Task to carry out:
Give the number of lines that include the word "состав", nothing more.

Provided information:

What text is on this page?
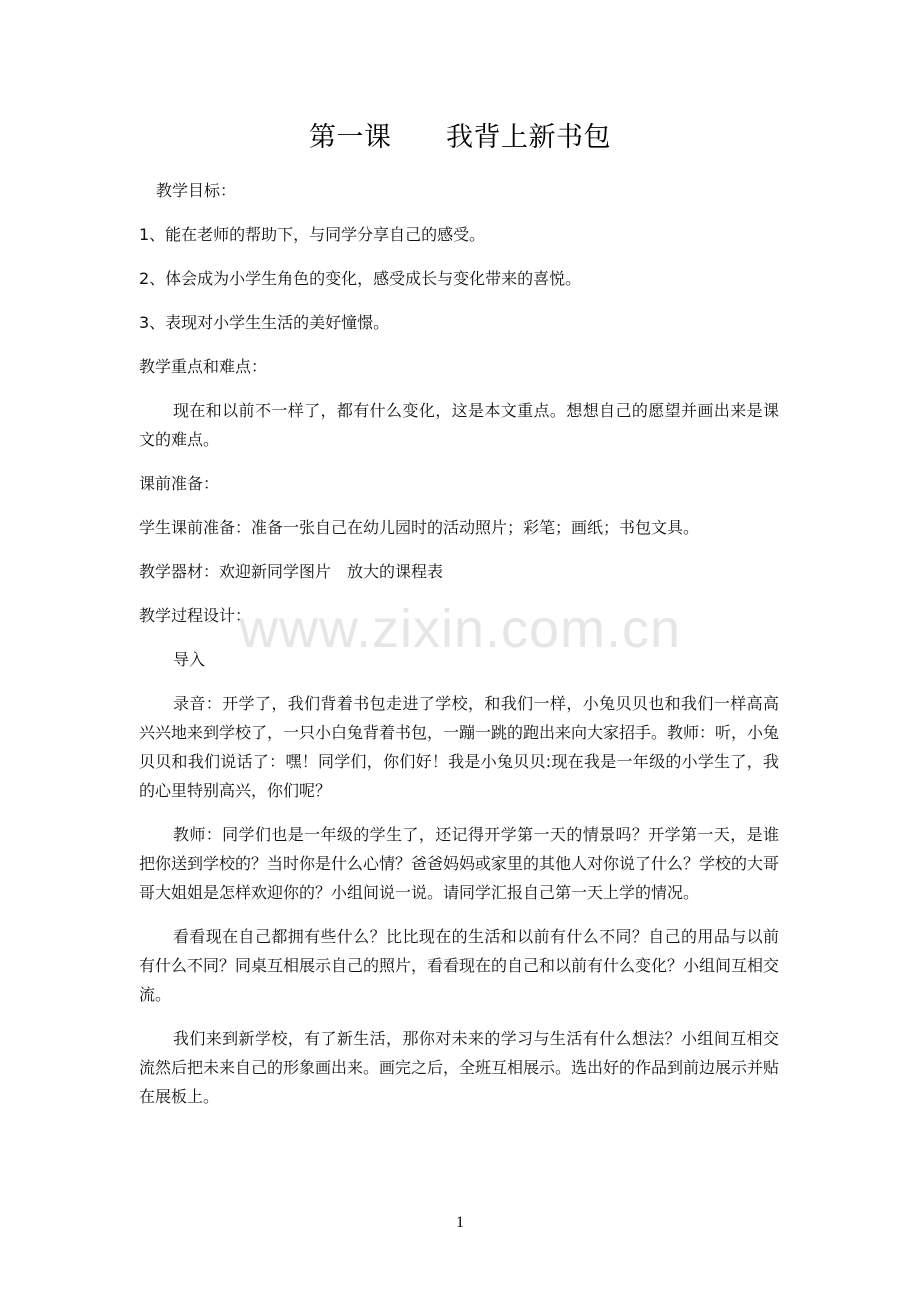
第一课      我背上新书包

教学目标：

1、能在老师的帮助下，与同学分享自己的感受。

2、体会成为小学生角色的变化，感受成长与变化带来的喜悦。

3、表现对小学生生活的美好憧憬。

教学重点和难点：

现在和以前不一样了，都有什么变化，这是本文重点。想想自己的愿望并画出来是课文的难点。

课前准备：

学生课前准备：准备一张自己在幼儿园时的活动照片；彩笔；画纸；书包文具。

教学器材：欢迎新同学图片　放大的课程表

教学过程设计：

导入

录音：开学了，我们背着书包走进了学校，和我们一样，小兔贝贝也和我们一样高高兴兴地来到学校了，一只小白兔背着书包，一蹦一跳的跑出来向大家招手。教师：听，小兔贝贝和我们说话了：嘿！同学们，你们好！我是小兔贝贝:现在我是一年级的小学生了，我的心里特别高兴，你们呢？

教师：同学们也是一年级的学生了，还记得开学第一天的情景吗？开学第一天，是谁把你送到学校的？当时你是什么心情？爸爸妈妈或家里的其他人对你说了什么？学校的大哥哥大姐姐是怎样欢迎你的？小组间说一说。请同学汇报自己第一天上学的情况。

看看现在自己都拥有些什么？比比现在的生活和以前有什么不同？自己的用品与以前有什么不同？同桌互相展示自己的照片，看看现在的自己和以前有什么变化？小组间互相交流。

我们来到新学校，有了新生活，那你对未来的学习与生活有什么想法？小组间互相交流然后把未来自己的形象画出来。画完之后，全班互相展示。选出好的作品到前边展示并贴在展板上。

www.zixin.com.cn
1
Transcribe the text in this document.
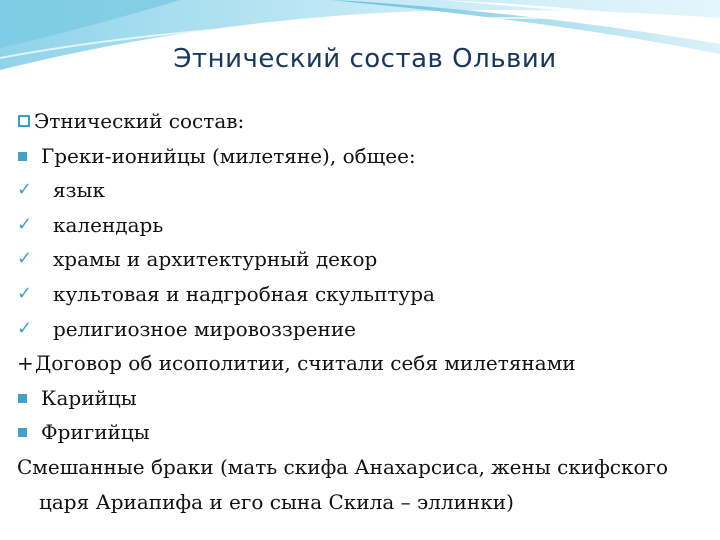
Этнический состав Ольвии
Этнический состав:
Греки-ионийцы (милетяне), общее:
✓ язык
✓ календарь
✓ храмы и архитектурный декор
✓ культовая и надгробная скульптура
✓ религиозное мировоззрение
+ Договор об исополитии, считали себя милетянами
Карийцы
Фригийцы
Смешанные браки (мать скифа Анахарсиса, жены скифского
царя Ариапифа и его сына Скила – эллинки)
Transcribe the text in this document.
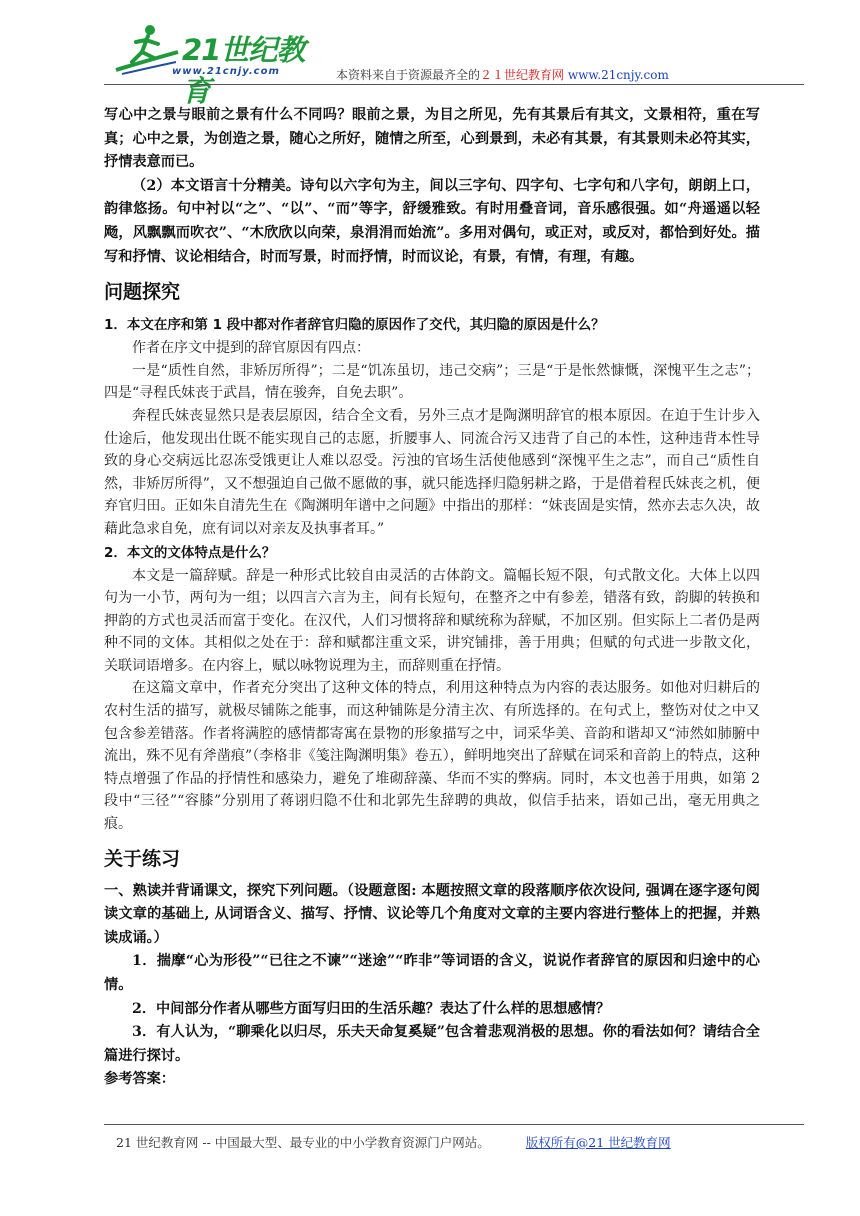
21世纪教育
www.21cnjy.com	本资料来自于资源最齐全的２１世纪教育网 www.21cnjy.com

写心中之景与眼前之景有什么不同吗？眼前之景，为目之所见，先有其景后有其文，文景相符，重在写真；心中之景，为创造之景，随心之所好，随情之所至，心到景到，未必有其景，有其景则未必符其实，抒情表意而已。

（2）本文语言十分精美。诗句以六字句为主，间以三字句、四字句、七字句和八字句，朗朗上口，韵律悠扬。句中衬以“之”、“以”、“而”等字，舒缓雅致。有时用叠音词，音乐感很强。如“舟遥遥以轻飏，风飘飘而吹衣”、“木欣欣以向荣，泉涓涓而始流”。多用对偶句，或正对，或反对，都恰到好处。描写和抒情、议论相结合，时而写景，时而抒情，时而议论，有景，有情，有理，有趣。

问题探究

1．本文在序和第 1 段中都对作者辞官归隐的原因作了交代，其归隐的原因是什么？

作者在序文中提到的辞官原因有四点：

一是“质性自然，非矫厉所得”；二是“饥冻虽切，违己交病”；三是“于是怅然慷慨，深愧平生之志”；四是“寻程氏妹丧于武昌，情在骏奔，自免去职”。

奔程氏妹丧显然只是表层原因，结合全文看，另外三点才是陶渊明辞官的根本原因。在迫于生计步入仕途后，他发现出仕既不能实现自己的志愿，折腰事人、同流合污又违背了自己的本性，这种违背本性导致的身心交病远比忍冻受饿更让人难以忍受。污浊的官场生活使他感到“深愧平生之志”，而自己“质性自然，非矫厉所得”，又不想强迫自己做不愿做的事，就只能选择归隐躬耕之路，于是借着程氏妹丧之机，便弃官归田。正如朱自清先生在《陶渊明年谱中之问题》中指出的那样：“妹丧固是实情，然亦去志久决，故藉此急求自免，庶有词以对亲友及执事者耳。”

2．本文的文体特点是什么？

本文是一篇辞赋。辞是一种形式比较自由灵活的古体韵文。篇幅长短不限，句式散文化。大体上以四句为一小节，两句为一组；以四言六言为主，间有长短句，在整齐之中有参差，错落有致，韵脚的转换和押韵的方式也灵活而富于变化。在汉代，人们习惯将辞和赋统称为辞赋，不加区别。但实际上二者仍是两种不同的文体。其相似之处在于：辞和赋都注重文采，讲究铺排，善于用典；但赋的句式进一步散文化，关联词语增多。在内容上，赋以咏物说理为主，而辞则重在抒情。

在这篇文章中，作者充分突出了这种文体的特点，利用这种特点为内容的表达服务。如他对归耕后的农村生活的描写，就极尽铺陈之能事，而这种铺陈是分清主次、有所选择的。在句式上，整饬对仗之中又包含参差错落。作者将满腔的感情都寄寓在景物的形象描写之中，词采华美、音韵和谐却又“沛然如肺腑中流出，殊不见有斧凿痕”（李格非《笺注陶渊明集》卷五），鲜明地突出了辞赋在词采和音韵上的特点，这种特点增强了作品的抒情性和感染力，避免了堆砌辞藻、华而不实的弊病。同时，本文也善于用典，如第 2 段中“三径”“容膝”分别用了蒋诩归隐不仕和北郭先生辞聘的典故，似信手拈来，语如己出，毫无用典之痕。

关于练习

一、熟读并背诵课文，探究下列问题。（设题意图: 本题按照文章的段落顺序依次设问, 强调在逐字逐句阅读文章的基础上, 从词语含义、描写、抒情、议论等几个角度对文章的主要内容进行整体上的把握，并熟读成诵。）

1．揣摩“心为形役”“已往之不谏”“迷途”“昨非”等词语的含义，说说作者辞官的原因和归途中的心情。

2．中间部分作者从哪些方面写归田的生活乐趣？表达了什么样的思想感情？

3．有人认为，“聊乘化以归尽，乐夫天命复奚疑”包含着悲观消极的思想。你的看法如何？请结合全篇进行探讨。

参考答案：

21 世纪教育网 -- 中国最大型、最专业的中小学教育资源门户网站。	版权所有@21 世纪教育网
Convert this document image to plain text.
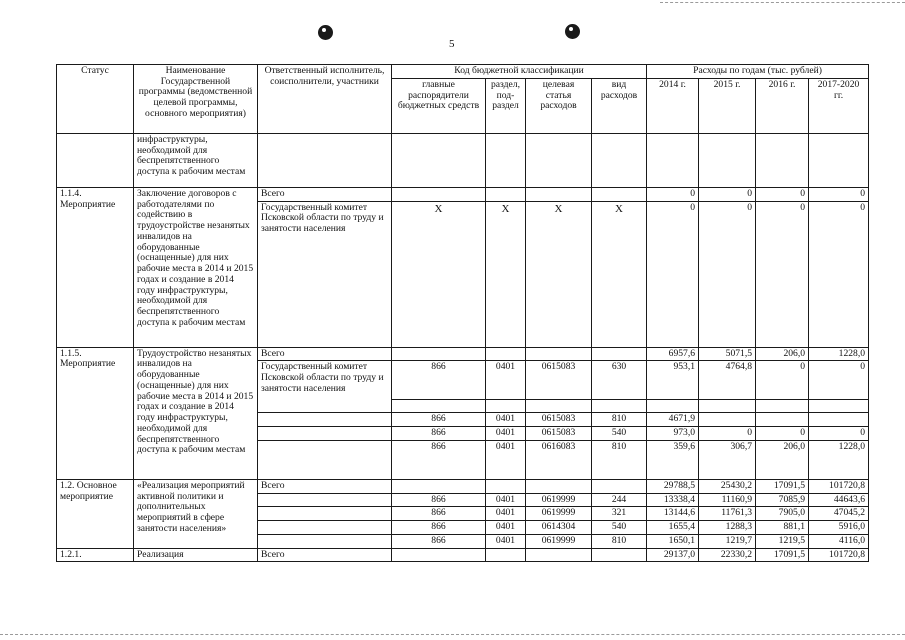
5
Статус	Наименование Государственной программы (ведомственной целевой программы, основного мероприятия)	Ответственный исполнитель, соисполнители, участники	Код бюджетной классификации				Расходы по годам (тыс. рублей)			
			главные распорядители бюджетных средств	раздел, под-раздел	целевая статья расходов	вид расходов	2014 г.	2015 г.	2016 г.	2017-2020 гг.
	инфраструктуры, необходимой для беспрепятственного доступа к рабочим местам									

1.1.4.
Мероприятие	Заключение договоров с работодателями по содействию в трудоустройстве незанятых инвалидов на оборудованные (оснащенные) для них рабочие места в 2014 и 2015 годах и создание в 2014 году инфраструктуры, необходимой для беспрепятственного доступа к рабочим местам	Всего					0	0	0	0
		Государственный комитет Псковской области по труду и занятости населения	X	X	X	X	0	0	0	0

1.1.5.
Мероприятие	Трудоустройство незанятых инвалидов на оборудованные (оснащенные) для них рабочие места в 2014 и 2015 годах и создание в 2014 году инфраструктуры, необходимой для беспрепятственного доступа к рабочим местам	Всего					6957,6	5071,5	206,0	1228,0
		Государственный комитет Псковской области по труду и занятости населения	866	0401	0615083	630	953,1	4764,8	0	0

			866	0401	0615083	810	4671,9			
			866	0401	0615083	540	973,0	0	0	0
			866	0401	0616083	810	359,6	306,7	206,0	1228,0
1.2. Основное мероприятие	«Реализация мероприятий активной политики и дополнительных мероприятий в сфере занятости населения»	Всего					29788,5	25430,2	17091,5	101720,8
			866	0401	0619999	244	13338,4	11160,9	7085,9	44643,6
			866	0401	0619999	321	13144,6	11761,3	7905,0	47045,2
			866	0401	0614304	540	1655,4	1288,3	881,1	5916,0
			866	0401	0619999	810	1650,1	1219,7	1219,5	4116,0
1.2.1.	Реализация	Всего					29137,0	22330,2	17091,5	101720,8
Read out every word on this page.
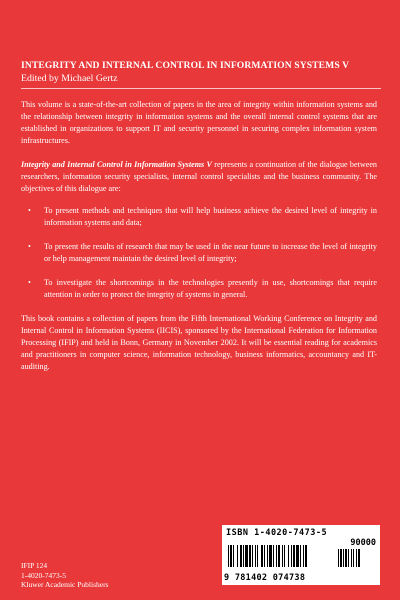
INTEGRITY AND INTERNAL CONTROL IN INFORMATION SYSTEMS V

Edited by Michael Gertz

This volume is a state-of-the-art collection of papers in the area of integrity within information systems and the relationship between integrity in information systems and the overall internal control systems that are established in organizations to support IT and security personnel in securing complex information system infrastructures.

Integrity and Internal Control in Information Systems V represents a continuation of the dialogue between researchers, information security specialists, internal control specialists and the business community. The objectives of this dialogue are:

•	To present methods and techniques that will help business achieve the desired level of integrity in information systems and data;
•	To present the results of research that may be used in the near future to increase the level of integrity or help management maintain the desired level of integrity;
•	To investigate the shortcomings in the technologies presently in use, shortcomings that require attention in order to protect the integrity of systems in general.

This book contains a collection of papers from the Fifth International Working Conference on Integrity and Internal Control in Information Systems (IICIS), sponsored by the International Federation for Information Processing (IFIP) and held in Bonn, Germany in November 2002. It will be essential reading for academics and practitioners in computer science, information technology, business informatics, accountancy and IT-auditing.

IFIP 124
1-4020-7473-5
Kluwer Academic Publishers
ISBN 1-4020-7473-5
90000
9 781402 074738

Task answer:
2